• [Exercise task]
Format the lines in the records from the line containing "purchased-size-equivalent-label: Lサイズ相当 —" down to the line containing "tsuke-payment-row: ツケ ツケ払いならお支払いは", both included, as a JSON list of strings with one string per line and blank lines omitted.

⁂

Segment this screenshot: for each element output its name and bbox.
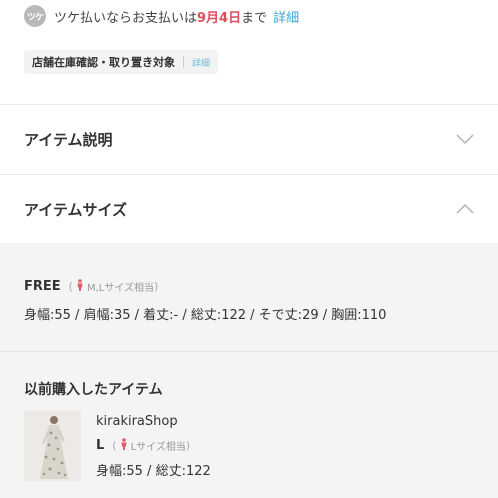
purchased-size-equivalent-label: Lサイズ相当 — [130, 442, 186, 453]
purchased-size-name: L — [96, 438, 105, 453]
tsuke-text-before: ツケ払いならお支払いは — [54, 10, 198, 26]
chevron-down-icon — [456, 130, 474, 148]
tsuke-due-date: 9月4日 — [197, 10, 242, 26]
item-description-title: アイテム説明 — [24, 130, 113, 149]
purchased-size-equivalent: ( Lサイズ相当 ) — [112, 438, 191, 453]
purchased-item-thumbnail[interactable] — [24, 411, 81, 481]
tsuke-text-after: まで — [241, 10, 268, 26]
person-icon — [120, 438, 128, 453]
purchased-items-title: 以前購入したアイテム — [24, 382, 163, 398]
purchased-measurements: 身幅:55 / 総丈:122 — [96, 464, 211, 479]
size-name: FREE — [24, 279, 61, 294]
tsuke-logo-icon: ツケ — [24, 5, 46, 27]
size-heading: FREE ( M,Lサイズ相当 ) — [24, 279, 158, 294]
size-equivalent-label: M,Lサイズ相当 — [86, 283, 155, 294]
panel-divider — [0, 351, 498, 352]
item-description-accordion[interactable]: アイテム説明 — [0, 105, 498, 173]
item-size-title: アイテムサイズ — [24, 200, 128, 219]
size-measurements: 身幅:55 / 肩幅:35 / 着丈:- / 総丈:122 / そで丈:29 /… — [24, 308, 387, 323]
store-stock-detail-link[interactable]: 詳細 — [192, 56, 210, 69]
tsuke-detail-link[interactable]: 詳細 — [273, 7, 299, 26]
item-size-accordion[interactable]: アイテムサイズ — [0, 175, 498, 243]
size-equivalent: ( M,Lサイズ相当 ) — [68, 279, 159, 294]
purchased-shop-name[interactable]: kirakiraShop — [96, 414, 178, 429]
person-icon — [76, 279, 84, 294]
store-stock-label: 店舗在庫確認・取り置き対象 — [32, 56, 175, 69]
chip-divider — [183, 56, 184, 68]
chevron-up-icon — [456, 200, 474, 218]
store-stock-chip[interactable]: 店舗在庫確認・取り置き対象 詳細 — [24, 50, 219, 74]
tsuke-payment-row: ツケ ツケ払いならお支払いは 9月4日 まで 詳細 — [24, 3, 299, 29]
purchased-size-heading: L ( Lサイズ相当 ) — [96, 438, 190, 453]
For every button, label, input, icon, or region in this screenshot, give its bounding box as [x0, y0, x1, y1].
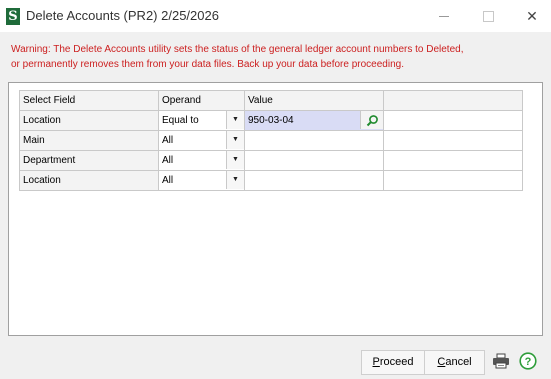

⁂

• [Correct result]
[
  "purchased-size-equivalent-label: Lサイズ相当 — [130, 442, 186, 453]",
  "purchased-size-name: L — [96, 438, 105, 453]",
  "tsuke-text-before: ツケ払いならお支払いは — [54, 10, 198, 26]",
  "chevron-down-icon — [456, 130, 474, 148]",
  "tsuke-due-date: 9月4日 — [197, 10, 242, 26]",
  "item-description-title: アイテム説明 — [24, 130, 113, 149]",
  "purchased-size-equivalent: ( Lサイズ相当 ) — [112, 438, 191, 453]",
  "purchased-item-thumbnail[interactable] — [24, 411, 81, 481]",
  "tsuke-text-after: まで — [241, 10, 268, 26]",
  "person-icon — [120, 438, 128, 453]",
  "purchased-items-title: 以前購入したアイテム — [24, 382, 163, 398]",
  "purchased-measurements: 身幅:55 / 総丈:122 — [96, 464, 211, 479]",
  "size-name: FREE — [24, 279, 61, 294]",
  "tsuke-logo-icon: ツケ — [24, 5, 46, 27]",
  "size-heading: FREE ( M,Lサイズ相当 ) — [24, 279, 158, 294]",
  "size-equivalent-label: M,Lサイズ相当 — [86, 283, 155, 294]",
  "panel-divider — [0, 351, 498, 352]",
  "item-description-accordion[interactable]: アイテム説明 — [0, 105, 498, 173]",
  "item-size-title: アイテムサイズ — [24, 200, 128, 219]",
  "size-measurements: 身幅:55 / 肩幅:35 / 着丈:- / 総丈:122 / そで丈:29 /… — [24, 308, 387, 323]",
  "store-stock-detail-link[interactable]: 詳細 — [192, 56, 210, 69]",
  "tsuke-detail-link[interactable]: 詳細 — [273, 7, 299, 26]",
  "item-size-accordion[interactable]: アイテムサイズ — [0, 175, 498, 243]",
  "size-equivalent: ( M,Lサイズ相当 ) — [68, 279, 159, 294]",
  "purchased-shop-name[interactable]: kirakiraShop — [96, 414, 178, 429]",
  "person-icon — [76, 279, 84, 294]",
  "store-stock-label: 店舗在庫確認・取り置き対象 — [32, 56, 175, 69]",
  "chip-divider — [183, 56, 184, 68]",
  "chevron-up-icon — [456, 200, 474, 218]",
  "store-stock-chip[interactable]: 店舗在庫確認・取り置き対象 詳細 — [24, 50, 219, 74]",
  "tsuke-payment-row: ツケ ツケ払いならお支払いは 9月4日 まで 詳細 — [24, 3, 299, 29]"
]